▶ **SUPPLIED MATERIAL**:
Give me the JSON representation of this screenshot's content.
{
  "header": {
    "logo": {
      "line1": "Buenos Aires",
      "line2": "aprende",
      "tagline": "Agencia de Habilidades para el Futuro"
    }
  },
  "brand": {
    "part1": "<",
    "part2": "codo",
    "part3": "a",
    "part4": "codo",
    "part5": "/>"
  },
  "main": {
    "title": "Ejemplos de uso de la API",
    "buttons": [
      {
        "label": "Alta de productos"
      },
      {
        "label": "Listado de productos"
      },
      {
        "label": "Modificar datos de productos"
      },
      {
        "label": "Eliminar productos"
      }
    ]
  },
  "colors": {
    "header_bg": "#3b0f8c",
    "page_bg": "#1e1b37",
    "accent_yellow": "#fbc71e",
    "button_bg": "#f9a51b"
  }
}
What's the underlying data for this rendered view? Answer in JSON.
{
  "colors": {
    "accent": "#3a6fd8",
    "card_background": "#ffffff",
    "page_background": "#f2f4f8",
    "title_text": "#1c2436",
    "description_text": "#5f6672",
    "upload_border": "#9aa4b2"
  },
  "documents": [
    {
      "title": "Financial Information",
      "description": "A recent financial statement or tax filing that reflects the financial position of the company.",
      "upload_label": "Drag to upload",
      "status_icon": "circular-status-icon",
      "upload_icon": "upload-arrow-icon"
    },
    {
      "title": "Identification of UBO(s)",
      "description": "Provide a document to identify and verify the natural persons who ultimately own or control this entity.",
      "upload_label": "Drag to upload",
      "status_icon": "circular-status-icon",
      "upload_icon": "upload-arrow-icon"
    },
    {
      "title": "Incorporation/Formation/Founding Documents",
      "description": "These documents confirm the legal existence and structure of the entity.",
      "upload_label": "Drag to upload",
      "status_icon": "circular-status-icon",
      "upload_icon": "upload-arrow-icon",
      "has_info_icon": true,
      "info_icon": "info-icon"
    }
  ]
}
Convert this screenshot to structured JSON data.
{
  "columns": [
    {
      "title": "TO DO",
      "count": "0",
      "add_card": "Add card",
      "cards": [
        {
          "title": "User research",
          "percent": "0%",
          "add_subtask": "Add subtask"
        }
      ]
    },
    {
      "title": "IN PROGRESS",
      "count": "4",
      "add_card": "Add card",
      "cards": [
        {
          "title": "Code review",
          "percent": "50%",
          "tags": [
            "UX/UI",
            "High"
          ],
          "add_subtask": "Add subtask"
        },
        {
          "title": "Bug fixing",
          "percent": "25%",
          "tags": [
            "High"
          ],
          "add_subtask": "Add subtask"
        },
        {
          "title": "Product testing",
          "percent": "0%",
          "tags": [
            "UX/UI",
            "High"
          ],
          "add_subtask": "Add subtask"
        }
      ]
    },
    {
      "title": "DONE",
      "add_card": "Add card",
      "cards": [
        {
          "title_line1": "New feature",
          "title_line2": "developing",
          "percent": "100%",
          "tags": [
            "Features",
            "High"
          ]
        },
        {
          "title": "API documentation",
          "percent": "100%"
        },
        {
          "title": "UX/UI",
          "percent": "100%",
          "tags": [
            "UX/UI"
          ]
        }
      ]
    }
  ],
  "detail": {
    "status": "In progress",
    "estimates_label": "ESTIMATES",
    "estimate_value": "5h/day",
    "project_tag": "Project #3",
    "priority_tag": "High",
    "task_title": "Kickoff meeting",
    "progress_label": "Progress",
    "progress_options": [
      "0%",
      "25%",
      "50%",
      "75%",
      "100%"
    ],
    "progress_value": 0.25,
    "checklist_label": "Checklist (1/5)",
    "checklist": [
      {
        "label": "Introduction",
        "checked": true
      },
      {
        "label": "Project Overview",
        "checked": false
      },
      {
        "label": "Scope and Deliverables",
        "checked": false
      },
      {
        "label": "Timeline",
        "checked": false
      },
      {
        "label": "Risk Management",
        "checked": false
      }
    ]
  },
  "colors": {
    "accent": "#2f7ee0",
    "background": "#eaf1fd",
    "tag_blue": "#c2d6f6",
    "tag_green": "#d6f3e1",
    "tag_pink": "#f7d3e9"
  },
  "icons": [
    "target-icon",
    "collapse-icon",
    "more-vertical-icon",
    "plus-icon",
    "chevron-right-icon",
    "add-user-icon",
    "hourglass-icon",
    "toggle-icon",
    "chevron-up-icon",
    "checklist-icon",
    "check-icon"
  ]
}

▶ **GIVEN TASK**: Gather each line in the entries above where the string "this" is found.

▶ **FINISHED ANSWER**:
Give me the JSON representation of this screenshot's content.
What's the underlying data for this rendered view? Answer in JSON.
      "description": "Provide a document to identify and verify the natural persons who ultimately own or control this entity.",
Convert this screenshot to structured JSON data.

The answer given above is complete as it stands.